_RECORDS FOR THE TASK_.

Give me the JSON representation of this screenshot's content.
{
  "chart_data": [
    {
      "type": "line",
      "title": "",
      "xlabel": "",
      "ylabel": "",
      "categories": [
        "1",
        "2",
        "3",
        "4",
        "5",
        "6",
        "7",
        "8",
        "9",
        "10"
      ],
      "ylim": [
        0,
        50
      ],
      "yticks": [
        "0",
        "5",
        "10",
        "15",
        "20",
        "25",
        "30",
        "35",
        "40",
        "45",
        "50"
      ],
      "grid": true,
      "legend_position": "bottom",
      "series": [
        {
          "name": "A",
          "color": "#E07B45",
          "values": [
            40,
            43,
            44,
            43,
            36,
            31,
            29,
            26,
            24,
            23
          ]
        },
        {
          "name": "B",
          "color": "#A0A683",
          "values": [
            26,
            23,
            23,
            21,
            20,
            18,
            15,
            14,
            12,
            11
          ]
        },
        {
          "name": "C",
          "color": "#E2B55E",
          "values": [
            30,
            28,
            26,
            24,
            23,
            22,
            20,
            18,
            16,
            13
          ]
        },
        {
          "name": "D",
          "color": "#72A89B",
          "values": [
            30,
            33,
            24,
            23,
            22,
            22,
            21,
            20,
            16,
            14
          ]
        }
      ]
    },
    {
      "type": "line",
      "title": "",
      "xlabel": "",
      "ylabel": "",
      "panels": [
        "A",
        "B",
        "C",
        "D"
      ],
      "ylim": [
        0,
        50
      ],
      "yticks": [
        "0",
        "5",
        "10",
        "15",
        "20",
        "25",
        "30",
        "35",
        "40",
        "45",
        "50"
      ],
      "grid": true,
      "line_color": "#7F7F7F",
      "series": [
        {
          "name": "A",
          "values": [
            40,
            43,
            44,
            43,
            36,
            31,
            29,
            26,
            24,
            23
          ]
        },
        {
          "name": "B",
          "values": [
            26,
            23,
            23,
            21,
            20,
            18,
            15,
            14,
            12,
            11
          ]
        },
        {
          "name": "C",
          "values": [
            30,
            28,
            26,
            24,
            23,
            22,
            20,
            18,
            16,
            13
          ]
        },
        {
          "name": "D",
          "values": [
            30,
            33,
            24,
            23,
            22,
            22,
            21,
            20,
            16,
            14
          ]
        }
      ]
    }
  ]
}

_EXERCISE DIRECTIONS_.
Give the entries once more, exactly as they appear.

_SOLUTION TO THE EXERCISE_.
Give me the JSON representation of this screenshot's content.
{
  "chart_data": [
    {
      "type": "line",
      "title": "",
      "xlabel": "",
      "ylabel": "",
      "categories": [
        "1",
        "2",
        "3",
        "4",
        "5",
        "6",
        "7",
        "8",
        "9",
        "10"
      ],
      "ylim": [
        0,
        50
      ],
      "yticks": [
        "0",
        "5",
        "10",
        "15",
        "20",
        "25",
        "30",
        "35",
        "40",
        "45",
        "50"
      ],
      "grid": true,
      "legend_position": "bottom",
      "series": [
        {
          "name": "A",
          "color": "#E07B45",
          "values": [
            40,
            43,
            44,
            43,
            36,
            31,
            29,
            26,
            24,
            23
          ]
        },
        {
          "name": "B",
          "color": "#A0A683",
          "values": [
            26,
            23,
            23,
            21,
            20,
            18,
            15,
            14,
            12,
            11
          ]
        },
        {
          "name": "C",
          "color": "#E2B55E",
          "values": [
            30,
            28,
            26,
            24,
            23,
            22,
            20,
            18,
            16,
            13
          ]
        },
        {
          "name": "D",
          "color": "#72A89B",
          "values": [
            30,
            33,
            24,
            23,
            22,
            22,
            21,
            20,
            16,
            14
          ]
        }
      ]
    },
    {
      "type": "line",
      "title": "",
      "xlabel": "",
      "ylabel": "",
      "panels": [
        "A",
        "B",
        "C",
        "D"
      ],
      "ylim": [
        0,
        50
      ],
      "yticks": [
        "0",
        "5",
        "10",
        "15",
        "20",
        "25",
        "30",
        "35",
        "40",
        "45",
        "50"
      ],
      "grid": true,
      "line_color": "#7F7F7F",
      "series": [
        {
          "name": "A",
          "values": [
            40,
            43,
            44,
            43,
            36,
            31,
            29,
            26,
            24,
            23
          ]
        },
        {
          "name": "B",
          "values": [
            26,
            23,
            23,
            21,
            20,
            18,
            15,
            14,
            12,
            11
          ]
        },
        {
          "name": "C",
          "values": [
            30,
            28,
            26,
            24,
            23,
            22,
            20,
            18,
            16,
            13
          ]
        },
        {
          "name": "D",
          "values": [
            30,
            33,
            24,
            23,
            22,
            22,
            21,
            20,
            16,
            14
          ]
        }
      ]
    }
  ]
}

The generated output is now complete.